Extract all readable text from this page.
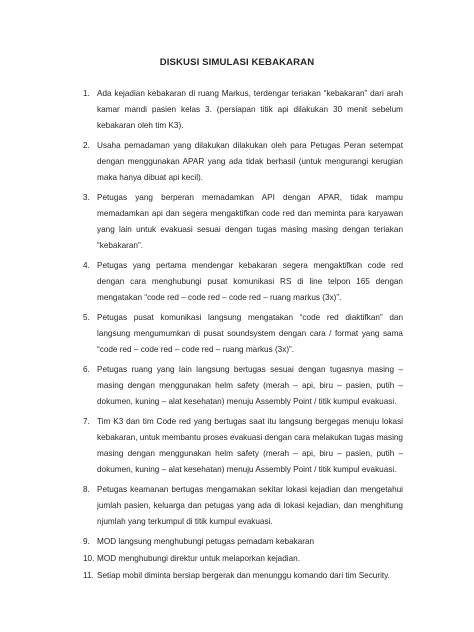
DISKUSI SIMULASI KEBAKARAN
1. Ada kejadian kebakaran di ruang Markus, terdengar teriakan “kebakaran” dari arah kamar mandi pasien kelas 3. (persiapan titik api dilakukan 30 menit sebelum kebakaran oleh tim K3).
2. Usaha pemadaman yang dilakukan dilakukan oleh para Petugas Peran setempat dengan menggunakan APAR yang ada tidak berhasil (untuk mengurangi kerugian maka hanya dibuat api kecil).
3. Petugas yang berperan memadamkan API dengan APAR, tidak mampu memadamkan api dan segera mengaktifkan code red dan meminta para karyawan yang lain untuk evakuasi sesuai dengan tugas masing masing dengan teriakan “kebakaran”.
4. Petugas yang pertama mendengar kebakaran segera mengaktifkan code red dengan cara menghubungi pusat komunikasi RS di line telpon 165 dengan mengatakan “code red – code red – code red – ruang markus (3x)”.
5. Petugas pusat komunikasi langsung mengatakan “code red diaktifkan” dan langsung mengumumkan di pusat soundsystem dengan cara / format yang sama “code red – code red – code red – ruang markus (3x)”.
6. Petugas ruang yang lain langsung bertugas sesuai dengan tugasnya masing – masing dengan menggunakan helm safety (merah – api, biru – pasien, putih – dokumen, kuning – alat kesehatan) menuju Assembly Point / titik kumpul evakuasi.
7. Tim K3 dan tim Code red yang bertugas saat itu langsung bergegas menuju lokasi kebakaran, untuk membantu proses evakuasi dengan cara melakukan tugas masing masing dengan menggunakan helm safety (merah – api, biru – pasien, putih – dokumen, kuning – alat kesehatan) menuju Assembly Point / titik kumpul evakuasi.
8. Petugas keamanan bertugas mengamakan sekitar lokasi kejadian dan mengetahui jumlah pasien, keluarga dan petugas yang ada di lokasi kejadian, dan menghitung njumlah yang terkumpul di titik kumpul evakuasi.
9. MOD langsung menghubungi petugas pemadam kebakaran
10. MOD menghubungi direktur untuk melaporkan kejadian.
11. Setiap mobil diminta bersiap bergerak dan menunggu komando dari tim Security.
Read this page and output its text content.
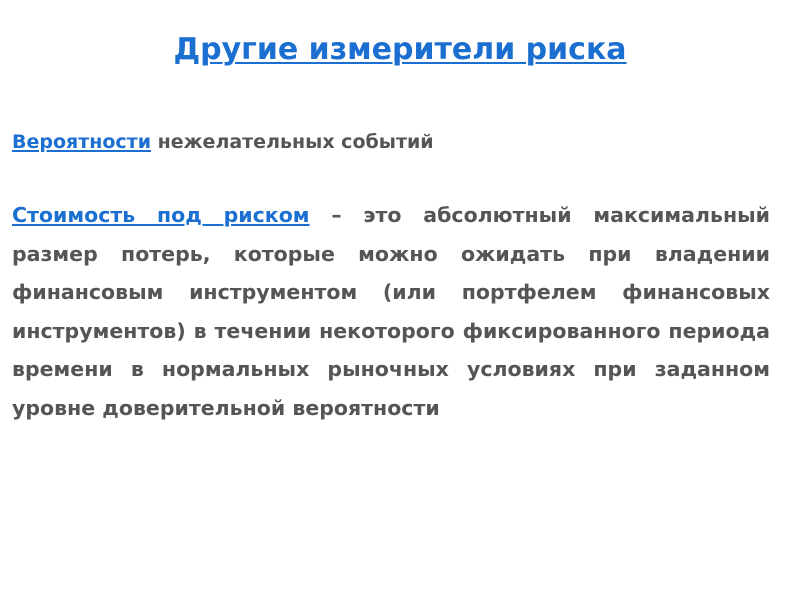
Другие измерители риска
Вероятности нежелательных событий
Стоимость под риском – это абсолютный максимальный размер потерь, которые можно ожидать при владении финансовым инструментом (или портфелем финансовых инструментов) в течении некоторого фиксированного периода времени в нормальных рыночных условиях при заданном уровне доверительной вероятности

———

- GIVEN PROBLEM:
Make an exact copy of the records above, with the pictures left out.

- RESPONSE TO THE EXERCISE:
Extract all readable text from this page.
DISKUSI SIMULASI KEBAKARAN
1. Ada kejadian kebakaran di ruang Markus, terdengar teriakan “kebakaran” dari arah kamar mandi pasien kelas 3. (persiapan titik api dilakukan 30 menit sebelum kebakaran oleh tim K3).
2. Usaha pemadaman yang dilakukan dilakukan oleh para Petugas Peran setempat dengan menggunakan APAR yang ada tidak berhasil (untuk mengurangi kerugian maka hanya dibuat api kecil).
3. Petugas yang berperan memadamkan API dengan APAR, tidak mampu memadamkan api dan segera mengaktifkan code red dan meminta para karyawan yang lain untuk evakuasi sesuai dengan tugas masing masing dengan teriakan “kebakaran”.
4. Petugas yang pertama mendengar kebakaran segera mengaktifkan code red dengan cara menghubungi pusat komunikasi RS di line telpon 165 dengan mengatakan “code red – code red – code red – ruang markus (3x)”.
5. Petugas pusat komunikasi langsung mengatakan “code red diaktifkan” dan langsung mengumumkan di pusat soundsystem dengan cara / format yang sama “code red – code red – code red – ruang markus (3x)”.
6. Petugas ruang yang lain langsung bertugas sesuai dengan tugasnya masing – masing dengan menggunakan helm safety (merah – api, biru – pasien, putih – dokumen, kuning – alat kesehatan) menuju Assembly Point / titik kumpul evakuasi.
7. Tim K3 dan tim Code red yang bertugas saat itu langsung bergegas menuju lokasi kebakaran, untuk membantu proses evakuasi dengan cara melakukan tugas masing masing dengan menggunakan helm safety (merah – api, biru – pasien, putih – dokumen, kuning – alat kesehatan) menuju Assembly Point / titik kumpul evakuasi.
8. Petugas keamanan bertugas mengamakan sekitar lokasi kejadian dan mengetahui jumlah pasien, keluarga dan petugas yang ada di lokasi kejadian, dan menghitung njumlah yang terkumpul di titik kumpul evakuasi.
9. MOD langsung menghubungi petugas pemadam kebakaran
10. MOD menghubungi direktur untuk melaporkan kejadian.
11. Setiap mobil diminta bersiap bergerak dan menunggu komando dari tim Security.
Read this page and output its text content.
Другие измерители риска
Вероятности нежелательных событий
Стоимость под риском – это абсолютный максимальный размер потерь, которые можно ожидать при владении финансовым инструментом (или портфелем финансовых инструментов) в течении некоторого фиксированного периода времени в нормальных рыночных условиях при заданном уровне доверительной вероятности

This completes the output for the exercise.